» AIM: Each entry below is to be printed verbatim.

» EXERCISE MATERIALS:
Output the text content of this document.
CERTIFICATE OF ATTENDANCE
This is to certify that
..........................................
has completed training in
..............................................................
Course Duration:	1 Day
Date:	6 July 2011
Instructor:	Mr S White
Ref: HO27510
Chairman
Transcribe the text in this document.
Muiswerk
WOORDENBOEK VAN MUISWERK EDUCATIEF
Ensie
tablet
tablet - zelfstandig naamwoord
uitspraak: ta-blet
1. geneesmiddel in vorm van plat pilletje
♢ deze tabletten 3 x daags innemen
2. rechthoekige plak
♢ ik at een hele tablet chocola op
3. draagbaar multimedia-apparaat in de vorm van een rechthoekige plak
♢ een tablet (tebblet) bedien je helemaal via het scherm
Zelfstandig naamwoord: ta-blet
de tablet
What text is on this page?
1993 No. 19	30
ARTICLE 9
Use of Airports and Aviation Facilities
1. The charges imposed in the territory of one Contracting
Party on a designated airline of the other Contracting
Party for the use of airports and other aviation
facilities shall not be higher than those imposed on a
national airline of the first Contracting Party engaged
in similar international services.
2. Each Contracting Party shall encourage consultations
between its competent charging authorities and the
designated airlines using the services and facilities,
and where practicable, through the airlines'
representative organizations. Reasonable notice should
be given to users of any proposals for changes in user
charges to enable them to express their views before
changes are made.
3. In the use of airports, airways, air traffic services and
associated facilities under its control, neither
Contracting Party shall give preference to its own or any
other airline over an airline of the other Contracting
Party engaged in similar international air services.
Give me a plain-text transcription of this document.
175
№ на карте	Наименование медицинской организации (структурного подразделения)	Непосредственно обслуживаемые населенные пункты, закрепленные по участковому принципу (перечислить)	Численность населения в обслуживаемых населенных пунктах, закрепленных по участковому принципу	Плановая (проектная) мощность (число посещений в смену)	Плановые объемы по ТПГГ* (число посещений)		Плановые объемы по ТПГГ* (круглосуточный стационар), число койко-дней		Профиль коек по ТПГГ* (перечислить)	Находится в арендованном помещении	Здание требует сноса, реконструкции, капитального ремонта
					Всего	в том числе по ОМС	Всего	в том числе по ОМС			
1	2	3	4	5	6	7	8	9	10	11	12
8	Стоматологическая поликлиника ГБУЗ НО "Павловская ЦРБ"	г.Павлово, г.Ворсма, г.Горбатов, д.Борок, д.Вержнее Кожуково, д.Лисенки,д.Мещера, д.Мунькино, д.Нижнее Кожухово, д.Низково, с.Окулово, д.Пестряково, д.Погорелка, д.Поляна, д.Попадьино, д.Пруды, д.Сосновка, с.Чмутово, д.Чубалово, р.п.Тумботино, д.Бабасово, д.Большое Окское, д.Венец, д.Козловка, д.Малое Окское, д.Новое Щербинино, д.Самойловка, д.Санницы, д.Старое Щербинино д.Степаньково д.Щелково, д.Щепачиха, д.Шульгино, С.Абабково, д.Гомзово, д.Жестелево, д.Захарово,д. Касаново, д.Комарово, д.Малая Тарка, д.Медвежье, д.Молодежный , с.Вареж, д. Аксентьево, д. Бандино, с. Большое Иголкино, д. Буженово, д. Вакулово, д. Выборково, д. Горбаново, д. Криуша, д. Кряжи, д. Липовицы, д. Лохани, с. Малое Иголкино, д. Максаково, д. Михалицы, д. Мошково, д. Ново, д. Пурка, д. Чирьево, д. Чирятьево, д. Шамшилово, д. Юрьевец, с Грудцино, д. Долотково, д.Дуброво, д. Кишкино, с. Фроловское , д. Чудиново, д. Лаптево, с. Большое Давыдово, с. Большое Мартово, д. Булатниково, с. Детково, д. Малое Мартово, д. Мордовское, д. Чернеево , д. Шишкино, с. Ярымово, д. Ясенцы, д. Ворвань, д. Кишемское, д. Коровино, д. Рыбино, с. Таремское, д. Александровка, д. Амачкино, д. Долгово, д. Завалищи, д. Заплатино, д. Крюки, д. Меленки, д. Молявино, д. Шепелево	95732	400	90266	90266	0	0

» EXERCISE RESPONSE:
Output the text content of this document.
CERTIFICATE OF ATTENDANCE
This is to certify that
..........................................
has completed training in
..............................................................
Course Duration:	1 Day
Date:	6 July 2011
Instructor:	Mr S White
Ref: HO27510
Chairman
Transcribe the text in this document.
Muiswerk
WOORDENBOEK VAN MUISWERK EDUCATIEF
Ensie
tablet
tablet - zelfstandig naamwoord
uitspraak: ta-blet
1. geneesmiddel in vorm van plat pilletje
♢ deze tabletten 3 x daags innemen
2. rechthoekige plak
♢ ik at een hele tablet chocola op
3. draagbaar multimedia-apparaat in de vorm van een rechthoekige plak
♢ een tablet (tebblet) bedien je helemaal via het scherm
Zelfstandig naamwoord: ta-blet
de tablet
What text is on this page?
1993 No. 19	30
ARTICLE 9
Use of Airports and Aviation Facilities
1. The charges imposed in the territory of one Contracting
Party on a designated airline of the other Contracting
Party for the use of airports and other aviation
facilities shall not be higher than those imposed on a
national airline of the first Contracting Party engaged
in similar international services.
2. Each Contracting Party shall encourage consultations
between its competent charging authorities and the
designated airlines using the services and facilities,
and where practicable, through the airlines'
representative organizations. Reasonable notice should
be given to users of any proposals for changes in user
charges to enable them to express their views before
changes are made.
3. In the use of airports, airways, air traffic services and
associated facilities under its control, neither
Contracting Party shall give preference to its own or any
other airline over an airline of the other Contracting
Party engaged in similar international air services.
Give me a plain-text transcription of this document.
175
№ на карте	Наименование медицинской организации (структурного подразделения)	Непосредственно обслуживаемые населенные пункты, закрепленные по участковому принципу (перечислить)	Численность населения в обслуживаемых населенных пунктах, закрепленных по участковому принципу	Плановая (проектная) мощность (число посещений в смену)	Плановые объемы по ТПГГ* (число посещений)		Плановые объемы по ТПГГ* (круглосуточный стационар), число койко-дней		Профиль коек по ТПГГ* (перечислить)	Находится в арендованном помещении	Здание требует сноса, реконструкции, капитального ремонта
					Всего	в том числе по ОМС	Всего	в том числе по ОМС			
1	2	3	4	5	6	7	8	9	10	11	12
8	Стоматологическая поликлиника ГБУЗ НО "Павловская ЦРБ"	г.Павлово, г.Ворсма, г.Горбатов, д.Борок, д.Вержнее Кожуково, д.Лисенки,д.Мещера, д.Мунькино, д.Нижнее Кожухово, д.Низково, с.Окулово, д.Пестряково, д.Погорелка, д.Поляна, д.Попадьино, д.Пруды, д.Сосновка, с.Чмутово, д.Чубалово, р.п.Тумботино, д.Бабасово, д.Большое Окское, д.Венец, д.Козловка, д.Малое Окское, д.Новое Щербинино, д.Самойловка, д.Санницы, д.Старое Щербинино д.Степаньково д.Щелково, д.Щепачиха, д.Шульгино, С.Абабково, д.Гомзово, д.Жестелево, д.Захарово,д. Касаново, д.Комарово, д.Малая Тарка, д.Медвежье, д.Молодежный , с.Вареж, д. Аксентьево, д. Бандино, с. Большое Иголкино, д. Буженово, д. Вакулово, д. Выборково, д. Горбаново, д. Криуша, д. Кряжи, д. Липовицы, д. Лохани, с. Малое Иголкино, д. Максаково, д. Михалицы, д. Мошково, д. Ново, д. Пурка, д. Чирьево, д. Чирятьево, д. Шамшилово, д. Юрьевец, с Грудцино, д. Долотково, д.Дуброво, д. Кишкино, с. Фроловское , д. Чудиново, д. Лаптево, с. Большое Давыдово, с. Большое Мартово, д. Булатниково, с. Детково, д. Малое Мартово, д. Мордовское, д. Чернеево , д. Шишкино, с. Ярымово, д. Ясенцы, д. Ворвань, д. Кишемское, д. Коровино, д. Рыбино, с. Таремское, д. Александровка, д. Амачкино, д. Долгово, д. Завалищи, д. Заплатино, д. Крюки, д. Меленки, д. Молявино, д. Шепелево	95732	400	90266	90266	0	0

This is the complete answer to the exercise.